### TASK
Reproduce the data below in full and exclude every picture.

### GIVEN RECORDS
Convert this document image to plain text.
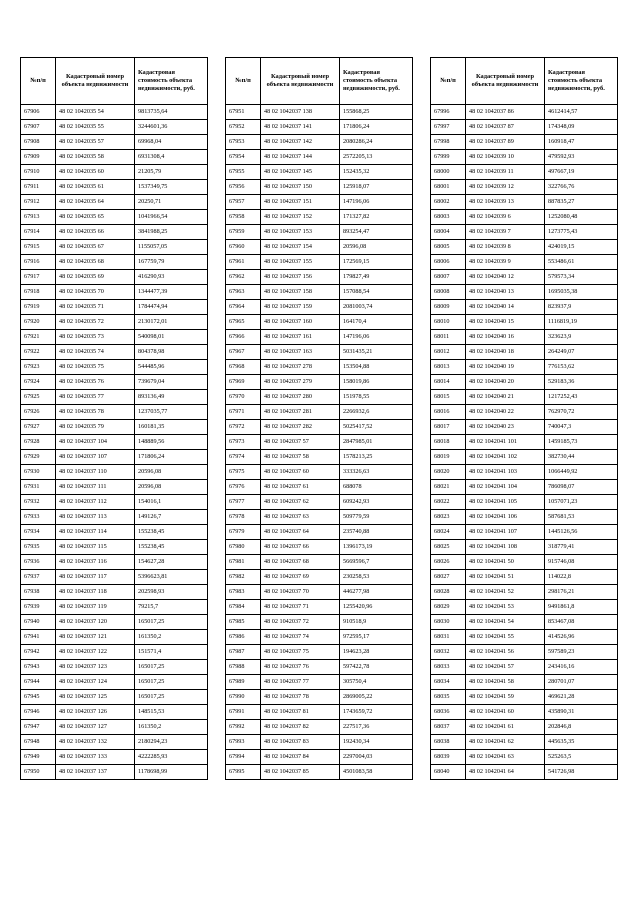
№п/п	Кадастровый номер объекта недвижимости	Кадастровая стоимость объекта недвижимости, руб.
67906	48 02 1042035 54	9813735,64
67907	48 02 1042035 55	3244601,36
67908	48 02 1042035 57	69968,04
67909	48 02 1042035 58	6931308,4
67910	48 02 1042035 60	21205,79
67911	48 02 1042035 61	1537349,75
67912	48 02 1042035 64	20250,71
67913	48 02 1042035 65	1041966,54
67914	48 02 1042035 66	3841988,25
67915	48 02 1042035 67	1155057,05
67916	48 02 1042035 68	167759,79
67917	48 02 1042035 69	416290,93
67918	48 02 1042035 70	1344477,39
67919	48 02 1042035 71	1784474,94
67920	48 02 1042035 72	2130172,01
67921	48 02 1042035 73	540098,01
67922	48 02 1042035 74	804378,98
67923	48 02 1042035 75	544485,96
67924	48 02 1042035 76	739679,04
67925	48 02 1042035 77	893136,49
67926	48 02 1042035 78	1237035,77
67927	48 02 1042035 79	160181,35
67928	48 02 1042037 104	148889,56
67929	48 02 1042037 107	171806,24
67930	48 02 1042037 110	20596,08
67931	48 02 1042037 111	20596,08
67932	48 02 1042037 112	154016,1
67933	48 02 1042037 113	149126,7
67934	48 02 1042037 114	155238,45
67935	48 02 1042037 115	155238,45
67936	48 02 1042037 116	154627,28
67937	48 02 1042037 117	5396623,81
67938	48 02 1042037 118	202598,93
67939	48 02 1042037 119	79215,7
67940	48 02 1042037 120	165017,25
67941	48 02 1042037 121	161350,2
67942	48 02 1042037 122	151571,4
67943	48 02 1042037 123	165017,25
67944	48 02 1042037 124	165017,25
67945	48 02 1042037 125	165017,25
67946	48 02 1042037 126	148515,53
67947	48 02 1042037 127	161350,2
67948	48 02 1042037 132	2180294,23
67949	48 02 1042037 133	4222285,93
67950	48 02 1042037 137	1178698,99
№п/п	Кадастровый номер объекта недвижимости	Кадастровая стоимость объекта недвижимости, руб.
67951	48 02 1042037 138	155868,25
67952	48 02 1042037 141	171806,24
67953	48 02 1042037 142	2080286,24
67954	48 02 1042037 144	2572205,13
67955	48 02 1042037 145	152435,32
67956	48 02 1042037 150	125918,07
67957	48 02 1042037 151	147196,06
67958	48 02 1042037 152	171327,82
67959	48 02 1042037 153	893254,47
67960	48 02 1042037 154	20596,08
67961	48 02 1042037 155	172569,15
67962	48 02 1042037 156	179827,49
67963	48 02 1042037 158	157088,54
67964	48 02 1042037 159	2081003,74
67965	48 02 1042037 160	164170,4
67966	48 02 1042037 161	147196,06
67967	48 02 1042037 163	5031435,21
67968	48 02 1042037 278	153504,88
67969	48 02 1042037 279	158019,86
67970	48 02 1042037 280	151978,55
67971	48 02 1042037 281	2266932,6
67972	48 02 1042037 282	5025417,52
67973	48 02 1042037 57	2847985,01
67974	48 02 1042037 58	1578213,25
67975	48 02 1042037 60	333326,63
67976	48 02 1042037 61	688078
67977	48 02 1042037 62	609242,93
67978	48 02 1042037 63	509779,59
67979	48 02 1042037 64	235740,88
67980	48 02 1042037 66	1396173,19
67981	48 02 1042037 68	5669596,7
67982	48 02 1042037 69	230258,53
67983	48 02 1042037 70	446277,98
67984	48 02 1042037 71	1255420,96
67985	48 02 1042037 72	910518,9
67986	48 02 1042037 74	972595,17
67987	48 02 1042037 75	194623,28
67988	48 02 1042037 76	597422,78
67989	48 02 1042037 77	305750,4
67990	48 02 1042037 78	2869005,22
67991	48 02 1042037 81	1743659,72
67992	48 02 1042037 82	227517,36
67993	48 02 1042037 83	192430,34
67994	48 02 1042037 84	2297004,03
67995	48 02 1042037 85	4501083,58
№п/п	Кадастровый номер объекта недвижимости	Кадастровая стоимость объекта недвижимости, руб.
67996	48 02 1042037 86	4612414,57
67997	48 02 1042037 87	174348,09
67998	48 02 1042037 89	160918,47
67999	48 02 1042039 10	479592,93
68000	48 02 1042039 11	497667,19
68001	48 02 1042039 12	322766,76
68002	48 02 1042039 13	887835,27
68003	48 02 1042039 6	1252080,48
68004	48 02 1042039 7	1273775,43
68005	48 02 1042039 8	424019,15
68006	48 02 1042039 9	553486,61
68007	48 02 1042040 12	579573,34
68008	48 02 1042040 13	1695035,38
68009	48 02 1042040 14	823937,9
68010	48 02 1042040 15	1116819,19
68011	48 02 1042040 16	323623,9
68012	48 02 1042040 18	264249,07
68013	48 02 1042040 19	776153,62
68014	48 02 1042040 20	529183,36
68015	48 02 1042040 21	1217252,43
68016	48 02 1042040 22	762970,72
68017	48 02 1042040 23	740047,3
68018	48 02 1042041 101	1459185,73
68019	48 02 1042041 102	382730,44
68020	48 02 1042041 103	1066449,92
68021	48 02 1042041 104	786098,07
68022	48 02 1042041 105	1057071,23
68023	48 02 1042041 106	587681,53
68024	48 02 1042041 107	1445126,56
68025	48 02 1042041 108	318779,41
68026	48 02 1042041 50	915746,08
68027	48 02 1042041 51	114022,8
68028	48 02 1042041 52	298176,21
68029	48 02 1042041 53	9491861,8
68030	48 02 1042041 54	853467,08
68031	48 02 1042041 55	414526,96
68032	48 02 1042041 56	597589,23
68033	48 02 1042041 57	243416,16
68034	48 02 1042041 58	280701,07
68035	48 02 1042041 59	469621,28
68036	48 02 1042041 60	435890,31
68037	48 02 1042041 61	202846,8
68038	48 02 1042041 62	445635,35
68039	48 02 1042041 63	525263,5
68040	48 02 1042041 64	541726,98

### EXERCISE ANSWER
Convert this document image to plain text.
№п/п	Кадастровый номер объекта недвижимости	Кадастровая стоимость объекта недвижимости, руб.
67906	48 02 1042035 54	9813735,64
67907	48 02 1042035 55	3244601,36
67908	48 02 1042035 57	69968,04
67909	48 02 1042035 58	6931308,4
67910	48 02 1042035 60	21205,79
67911	48 02 1042035 61	1537349,75
67912	48 02 1042035 64	20250,71
67913	48 02 1042035 65	1041966,54
67914	48 02 1042035 66	3841988,25
67915	48 02 1042035 67	1155057,05
67916	48 02 1042035 68	167759,79
67917	48 02 1042035 69	416290,93
67918	48 02 1042035 70	1344477,39
67919	48 02 1042035 71	1784474,94
67920	48 02 1042035 72	2130172,01
67921	48 02 1042035 73	540098,01
67922	48 02 1042035 74	804378,98
67923	48 02 1042035 75	544485,96
67924	48 02 1042035 76	739679,04
67925	48 02 1042035 77	893136,49
67926	48 02 1042035 78	1237035,77
67927	48 02 1042035 79	160181,35
67928	48 02 1042037 104	148889,56
67929	48 02 1042037 107	171806,24
67930	48 02 1042037 110	20596,08
67931	48 02 1042037 111	20596,08
67932	48 02 1042037 112	154016,1
67933	48 02 1042037 113	149126,7
67934	48 02 1042037 114	155238,45
67935	48 02 1042037 115	155238,45
67936	48 02 1042037 116	154627,28
67937	48 02 1042037 117	5396623,81
67938	48 02 1042037 118	202598,93
67939	48 02 1042037 119	79215,7
67940	48 02 1042037 120	165017,25
67941	48 02 1042037 121	161350,2
67942	48 02 1042037 122	151571,4
67943	48 02 1042037 123	165017,25
67944	48 02 1042037 124	165017,25
67945	48 02 1042037 125	165017,25
67946	48 02 1042037 126	148515,53
67947	48 02 1042037 127	161350,2
67948	48 02 1042037 132	2180294,23
67949	48 02 1042037 133	4222285,93
67950	48 02 1042037 137	1178698,99
№п/п	Кадастровый номер объекта недвижимости	Кадастровая стоимость объекта недвижимости, руб.
67951	48 02 1042037 138	155868,25
67952	48 02 1042037 141	171806,24
67953	48 02 1042037 142	2080286,24
67954	48 02 1042037 144	2572205,13
67955	48 02 1042037 145	152435,32
67956	48 02 1042037 150	125918,07
67957	48 02 1042037 151	147196,06
67958	48 02 1042037 152	171327,82
67959	48 02 1042037 153	893254,47
67960	48 02 1042037 154	20596,08
67961	48 02 1042037 155	172569,15
67962	48 02 1042037 156	179827,49
67963	48 02 1042037 158	157088,54
67964	48 02 1042037 159	2081003,74
67965	48 02 1042037 160	164170,4
67966	48 02 1042037 161	147196,06
67967	48 02 1042037 163	5031435,21
67968	48 02 1042037 278	153504,88
67969	48 02 1042037 279	158019,86
67970	48 02 1042037 280	151978,55
67971	48 02 1042037 281	2266932,6
67972	48 02 1042037 282	5025417,52
67973	48 02 1042037 57	2847985,01
67974	48 02 1042037 58	1578213,25
67975	48 02 1042037 60	333326,63
67976	48 02 1042037 61	688078
67977	48 02 1042037 62	609242,93
67978	48 02 1042037 63	509779,59
67979	48 02 1042037 64	235740,88
67980	48 02 1042037 66	1396173,19
67981	48 02 1042037 68	5669596,7
67982	48 02 1042037 69	230258,53
67983	48 02 1042037 70	446277,98
67984	48 02 1042037 71	1255420,96
67985	48 02 1042037 72	910518,9
67986	48 02 1042037 74	972595,17
67987	48 02 1042037 75	194623,28
67988	48 02 1042037 76	597422,78
67989	48 02 1042037 77	305750,4
67990	48 02 1042037 78	2869005,22
67991	48 02 1042037 81	1743659,72
67992	48 02 1042037 82	227517,36
67993	48 02 1042037 83	192430,34
67994	48 02 1042037 84	2297004,03
67995	48 02 1042037 85	4501083,58
№п/п	Кадастровый номер объекта недвижимости	Кадастровая стоимость объекта недвижимости, руб.
67996	48 02 1042037 86	4612414,57
67997	48 02 1042037 87	174348,09
67998	48 02 1042037 89	160918,47
67999	48 02 1042039 10	479592,93
68000	48 02 1042039 11	497667,19
68001	48 02 1042039 12	322766,76
68002	48 02 1042039 13	887835,27
68003	48 02 1042039 6	1252080,48
68004	48 02 1042039 7	1273775,43
68005	48 02 1042039 8	424019,15
68006	48 02 1042039 9	553486,61
68007	48 02 1042040 12	579573,34
68008	48 02 1042040 13	1695035,38
68009	48 02 1042040 14	823937,9
68010	48 02 1042040 15	1116819,19
68011	48 02 1042040 16	323623,9
68012	48 02 1042040 18	264249,07
68013	48 02 1042040 19	776153,62
68014	48 02 1042040 20	529183,36
68015	48 02 1042040 21	1217252,43
68016	48 02 1042040 22	762970,72
68017	48 02 1042040 23	740047,3
68018	48 02 1042041 101	1459185,73
68019	48 02 1042041 102	382730,44
68020	48 02 1042041 103	1066449,92
68021	48 02 1042041 104	786098,07
68022	48 02 1042041 105	1057071,23
68023	48 02 1042041 106	587681,53
68024	48 02 1042041 107	1445126,56
68025	48 02 1042041 108	318779,41
68026	48 02 1042041 50	915746,08
68027	48 02 1042041 51	114022,8
68028	48 02 1042041 52	298176,21
68029	48 02 1042041 53	9491861,8
68030	48 02 1042041 54	853467,08
68031	48 02 1042041 55	414526,96
68032	48 02 1042041 56	597589,23
68033	48 02 1042041 57	243416,16
68034	48 02 1042041 58	280701,07
68035	48 02 1042041 59	469621,28
68036	48 02 1042041 60	435890,31
68037	48 02 1042041 61	202846,8
68038	48 02 1042041 62	445635,35
68039	48 02 1042041 63	525263,5
68040	48 02 1042041 64	541726,98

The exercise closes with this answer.